= REQUIREMENT =
Retype the data that follows line by line, exactly, and leave its pictures out.

= DATA SHOWN =
========================

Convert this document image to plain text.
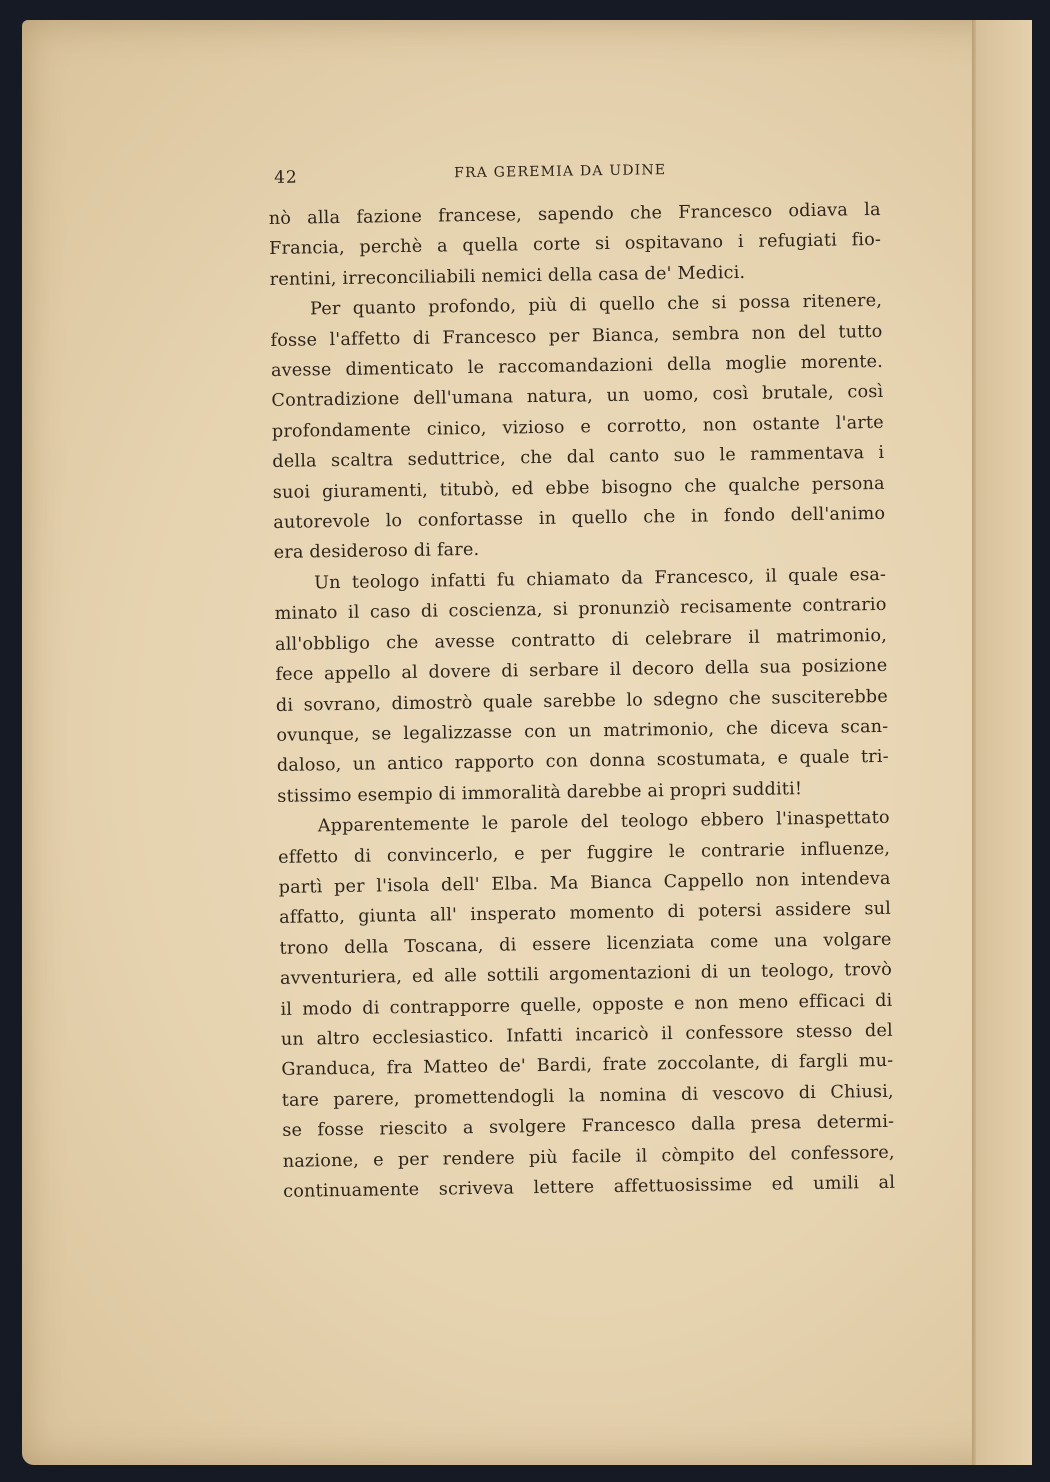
42	FRA GEREMIA DA UDINE
nò alla fazione francese, sapendo che Francesco odiava la
Francia, perchè a quella corte si ospitavano i refugiati fio-
rentini, irreconciliabili nemici della casa de' Medici.
Per quanto profondo, più di quello che si possa ritenere,
fosse l'affetto di Francesco per Bianca, sembra non del tutto
avesse dimenticato le raccomandazioni della moglie morente.
Contradizione dell'umana natura, un uomo, così brutale, così
profondamente cinico, vizioso e corrotto, non ostante l'arte
della scaltra seduttrice, che dal canto suo le rammentava i
suoi giuramenti, titubò, ed ebbe bisogno che qualche persona
autorevole lo confortasse in quello che in fondo dell'animo
era desideroso di fare.
Un teologo infatti fu chiamato da Francesco, il quale esa-
minato il caso di coscienza, si pronunziò recisamente contrario
all'obbligo che avesse contratto di celebrare il matrimonio,
fece appello al dovere di serbare il decoro della sua posizione
di sovrano, dimostrò quale sarebbe lo sdegno che susciterebbe
ovunque, se legalizzasse con un matrimonio, che diceva scan-
daloso, un antico rapporto con donna scostumata, e quale tri-
stissimo esempio di immoralità darebbe ai propri sudditi!
Apparentemente le parole del teologo ebbero l'inaspettato
effetto di convincerlo, e per fuggire le contrarie influenze,
partì per l'isola dell' Elba. Ma Bianca Cappello non intendeva
affatto, giunta all' insperato momento di potersi assidere sul
trono della Toscana, di essere licenziata come una volgare
avventuriera, ed alle sottili argomentazioni di un teologo, trovò
il modo di contrapporre quelle, opposte e non meno efficaci di
un altro ecclesiastico. Infatti incaricò il confessore stesso del
Granduca, fra Matteo de' Bardi, frate zoccolante, di fargli mu-
tare parere, promettendogli la nomina di vescovo di Chiusi,
se fosse riescito a svolgere Francesco dalla presa determi-
nazione, e per rendere più facile il còmpito del confessore,
continuamente scriveva lettere affettuosissime ed umili al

========================

= FINAL ANSWER =
Convert this document image to plain text.
42	FRA GEREMIA DA UDINE
nò alla fazione francese, sapendo che Francesco odiava la
Francia, perchè a quella corte si ospitavano i refugiati fio-
rentini, irreconciliabili nemici della casa de' Medici.
Per quanto profondo, più di quello che si possa ritenere,
fosse l'affetto di Francesco per Bianca, sembra non del tutto
avesse dimenticato le raccomandazioni della moglie morente.
Contradizione dell'umana natura, un uomo, così brutale, così
profondamente cinico, vizioso e corrotto, non ostante l'arte
della scaltra seduttrice, che dal canto suo le rammentava i
suoi giuramenti, titubò, ed ebbe bisogno che qualche persona
autorevole lo confortasse in quello che in fondo dell'animo
era desideroso di fare.
Un teologo infatti fu chiamato da Francesco, il quale esa-
minato il caso di coscienza, si pronunziò recisamente contrario
all'obbligo che avesse contratto di celebrare il matrimonio,
fece appello al dovere di serbare il decoro della sua posizione
di sovrano, dimostrò quale sarebbe lo sdegno che susciterebbe
ovunque, se legalizzasse con un matrimonio, che diceva scan-
daloso, un antico rapporto con donna scostumata, e quale tri-
stissimo esempio di immoralità darebbe ai propri sudditi!
Apparentemente le parole del teologo ebbero l'inaspettato
effetto di convincerlo, e per fuggire le contrarie influenze,
partì per l'isola dell' Elba. Ma Bianca Cappello non intendeva
affatto, giunta all' insperato momento di potersi assidere sul
trono della Toscana, di essere licenziata come una volgare
avventuriera, ed alle sottili argomentazioni di un teologo, trovò
il modo di contrapporre quelle, opposte e non meno efficaci di
un altro ecclesiastico. Infatti incaricò il confessore stesso del
Granduca, fra Matteo de' Bardi, frate zoccolante, di fargli mu-
tare parere, promettendogli la nomina di vescovo di Chiusi,
se fosse riescito a svolgere Francesco dalla presa determi-
nazione, e per rendere più facile il còmpito del confessore,
continuamente scriveva lettere affettuosissime ed umili al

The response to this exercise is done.